| Task prompt |
In the records that follow, find each line containing "Dioulasso" and copy it.

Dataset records
= = = = =

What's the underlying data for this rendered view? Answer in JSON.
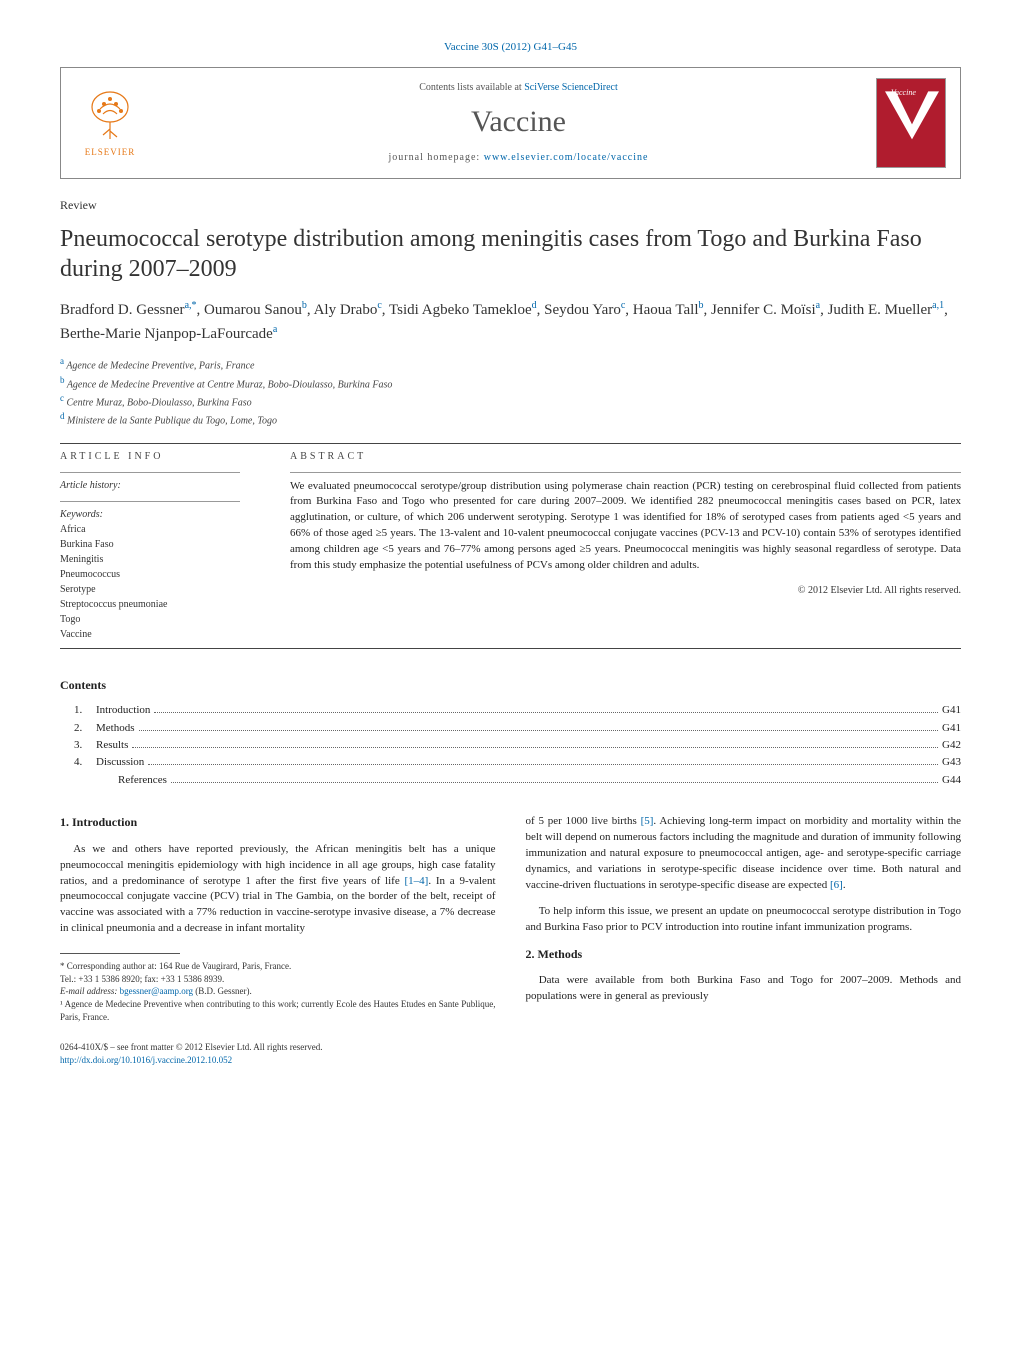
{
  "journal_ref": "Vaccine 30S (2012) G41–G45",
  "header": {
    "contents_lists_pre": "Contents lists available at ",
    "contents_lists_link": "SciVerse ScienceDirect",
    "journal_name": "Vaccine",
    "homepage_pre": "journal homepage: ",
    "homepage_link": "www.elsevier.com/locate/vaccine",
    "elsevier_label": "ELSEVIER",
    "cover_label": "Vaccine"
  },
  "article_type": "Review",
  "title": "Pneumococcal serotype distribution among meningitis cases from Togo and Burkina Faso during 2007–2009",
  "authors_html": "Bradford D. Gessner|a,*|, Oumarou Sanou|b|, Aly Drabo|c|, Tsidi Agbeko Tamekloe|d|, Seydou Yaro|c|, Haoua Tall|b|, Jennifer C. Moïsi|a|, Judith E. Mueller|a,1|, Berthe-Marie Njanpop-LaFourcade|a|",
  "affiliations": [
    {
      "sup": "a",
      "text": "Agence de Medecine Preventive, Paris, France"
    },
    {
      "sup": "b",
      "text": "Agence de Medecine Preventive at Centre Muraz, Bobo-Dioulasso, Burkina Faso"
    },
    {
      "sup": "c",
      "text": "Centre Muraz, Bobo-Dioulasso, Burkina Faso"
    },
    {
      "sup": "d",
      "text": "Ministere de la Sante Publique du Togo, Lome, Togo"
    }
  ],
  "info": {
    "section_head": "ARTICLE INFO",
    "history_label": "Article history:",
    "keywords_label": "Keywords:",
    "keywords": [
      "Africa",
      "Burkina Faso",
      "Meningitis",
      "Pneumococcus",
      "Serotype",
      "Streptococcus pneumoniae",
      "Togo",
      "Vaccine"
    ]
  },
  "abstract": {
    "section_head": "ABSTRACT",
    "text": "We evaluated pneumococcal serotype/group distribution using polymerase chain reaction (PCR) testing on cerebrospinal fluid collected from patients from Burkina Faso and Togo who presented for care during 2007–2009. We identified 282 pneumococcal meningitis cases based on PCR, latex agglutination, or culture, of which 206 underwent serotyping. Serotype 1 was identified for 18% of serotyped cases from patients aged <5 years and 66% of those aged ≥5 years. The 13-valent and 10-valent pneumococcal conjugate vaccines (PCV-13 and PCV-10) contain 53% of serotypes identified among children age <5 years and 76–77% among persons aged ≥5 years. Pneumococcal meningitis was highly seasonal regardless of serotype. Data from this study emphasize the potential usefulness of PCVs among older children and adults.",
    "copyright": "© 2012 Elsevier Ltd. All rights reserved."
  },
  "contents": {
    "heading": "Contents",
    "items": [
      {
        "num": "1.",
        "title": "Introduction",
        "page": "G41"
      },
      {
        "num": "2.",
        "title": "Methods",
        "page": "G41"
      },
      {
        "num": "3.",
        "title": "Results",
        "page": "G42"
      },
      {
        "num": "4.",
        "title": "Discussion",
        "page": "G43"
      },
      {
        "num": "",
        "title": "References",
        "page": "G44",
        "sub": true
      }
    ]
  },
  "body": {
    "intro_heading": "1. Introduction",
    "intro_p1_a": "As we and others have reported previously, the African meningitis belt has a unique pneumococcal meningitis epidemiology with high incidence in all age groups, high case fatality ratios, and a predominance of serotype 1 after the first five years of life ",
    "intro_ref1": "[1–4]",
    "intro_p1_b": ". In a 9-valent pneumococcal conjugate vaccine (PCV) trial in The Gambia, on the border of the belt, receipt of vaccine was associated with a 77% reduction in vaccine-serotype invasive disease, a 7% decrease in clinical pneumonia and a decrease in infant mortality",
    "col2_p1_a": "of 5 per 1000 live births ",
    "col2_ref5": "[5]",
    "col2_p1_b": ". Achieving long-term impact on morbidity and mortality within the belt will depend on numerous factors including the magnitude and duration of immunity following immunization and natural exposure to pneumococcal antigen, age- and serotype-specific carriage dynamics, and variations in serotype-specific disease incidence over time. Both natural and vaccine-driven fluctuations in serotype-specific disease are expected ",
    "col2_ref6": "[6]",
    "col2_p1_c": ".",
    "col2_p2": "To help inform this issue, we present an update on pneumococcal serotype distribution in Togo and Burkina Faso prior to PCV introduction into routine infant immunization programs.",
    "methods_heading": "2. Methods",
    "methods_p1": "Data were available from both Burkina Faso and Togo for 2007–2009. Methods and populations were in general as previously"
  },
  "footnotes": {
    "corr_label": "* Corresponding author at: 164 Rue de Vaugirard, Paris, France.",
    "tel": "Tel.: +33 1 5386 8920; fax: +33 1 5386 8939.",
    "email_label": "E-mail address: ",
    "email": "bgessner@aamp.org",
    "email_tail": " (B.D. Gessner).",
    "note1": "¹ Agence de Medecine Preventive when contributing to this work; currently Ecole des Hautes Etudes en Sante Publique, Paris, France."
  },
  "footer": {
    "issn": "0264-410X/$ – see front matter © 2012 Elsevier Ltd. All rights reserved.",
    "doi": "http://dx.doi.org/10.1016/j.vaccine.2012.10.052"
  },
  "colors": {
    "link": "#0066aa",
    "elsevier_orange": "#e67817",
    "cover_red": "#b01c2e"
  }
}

= = = = =

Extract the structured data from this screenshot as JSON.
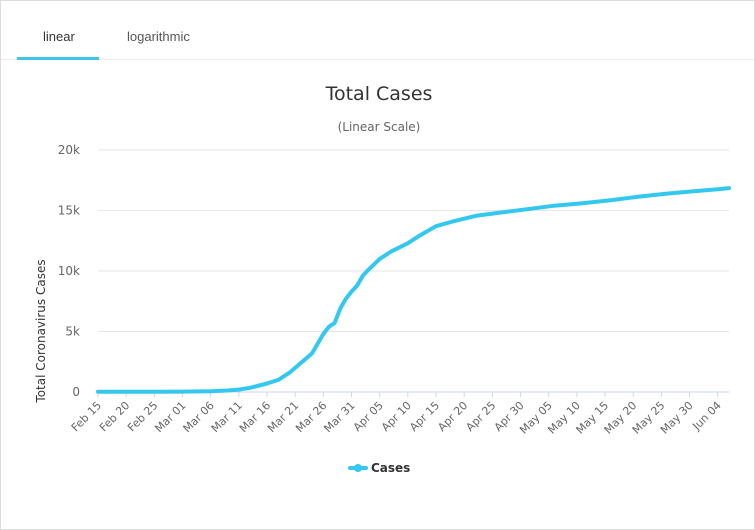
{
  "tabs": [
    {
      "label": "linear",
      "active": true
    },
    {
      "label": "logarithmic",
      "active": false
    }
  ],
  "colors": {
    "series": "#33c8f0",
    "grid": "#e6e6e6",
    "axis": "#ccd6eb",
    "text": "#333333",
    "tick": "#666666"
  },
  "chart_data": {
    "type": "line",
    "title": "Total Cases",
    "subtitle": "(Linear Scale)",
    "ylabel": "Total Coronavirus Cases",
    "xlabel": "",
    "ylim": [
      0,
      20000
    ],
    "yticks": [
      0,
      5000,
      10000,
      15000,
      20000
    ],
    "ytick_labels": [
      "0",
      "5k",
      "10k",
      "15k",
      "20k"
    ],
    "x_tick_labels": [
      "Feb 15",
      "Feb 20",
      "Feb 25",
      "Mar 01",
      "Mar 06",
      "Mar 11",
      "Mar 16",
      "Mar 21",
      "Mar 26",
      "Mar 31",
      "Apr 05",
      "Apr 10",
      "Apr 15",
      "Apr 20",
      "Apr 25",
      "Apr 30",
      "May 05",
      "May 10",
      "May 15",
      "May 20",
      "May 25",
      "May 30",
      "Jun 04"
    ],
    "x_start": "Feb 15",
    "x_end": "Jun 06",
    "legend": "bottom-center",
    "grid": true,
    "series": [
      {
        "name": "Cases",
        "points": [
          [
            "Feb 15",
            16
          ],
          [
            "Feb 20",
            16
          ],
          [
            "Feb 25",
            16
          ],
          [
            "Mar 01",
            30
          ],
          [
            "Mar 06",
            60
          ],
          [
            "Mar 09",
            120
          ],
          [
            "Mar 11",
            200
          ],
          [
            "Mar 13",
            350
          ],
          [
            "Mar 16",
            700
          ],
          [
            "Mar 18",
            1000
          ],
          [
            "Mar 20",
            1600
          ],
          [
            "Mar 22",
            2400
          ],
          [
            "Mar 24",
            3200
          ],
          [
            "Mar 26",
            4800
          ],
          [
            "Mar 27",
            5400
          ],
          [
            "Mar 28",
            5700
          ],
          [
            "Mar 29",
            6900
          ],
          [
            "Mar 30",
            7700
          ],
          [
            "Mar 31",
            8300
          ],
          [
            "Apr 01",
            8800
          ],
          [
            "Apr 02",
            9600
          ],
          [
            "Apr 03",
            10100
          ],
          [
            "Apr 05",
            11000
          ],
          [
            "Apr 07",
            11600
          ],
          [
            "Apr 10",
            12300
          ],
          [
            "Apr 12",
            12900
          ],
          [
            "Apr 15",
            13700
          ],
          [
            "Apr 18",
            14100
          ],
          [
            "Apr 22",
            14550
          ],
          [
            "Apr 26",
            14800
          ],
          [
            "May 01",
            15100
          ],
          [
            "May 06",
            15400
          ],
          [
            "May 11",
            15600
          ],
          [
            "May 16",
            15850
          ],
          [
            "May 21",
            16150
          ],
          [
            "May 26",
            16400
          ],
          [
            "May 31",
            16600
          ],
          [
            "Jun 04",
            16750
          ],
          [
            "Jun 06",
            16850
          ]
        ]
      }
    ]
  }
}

= = = = =

| Your solution |
      "text": "Agence de Medecine Preventive at Centre Muraz, Bobo-Dioulasso, Burkina Faso"
      "text": "Centre Muraz, Bobo-Dioulasso, Burkina Faso"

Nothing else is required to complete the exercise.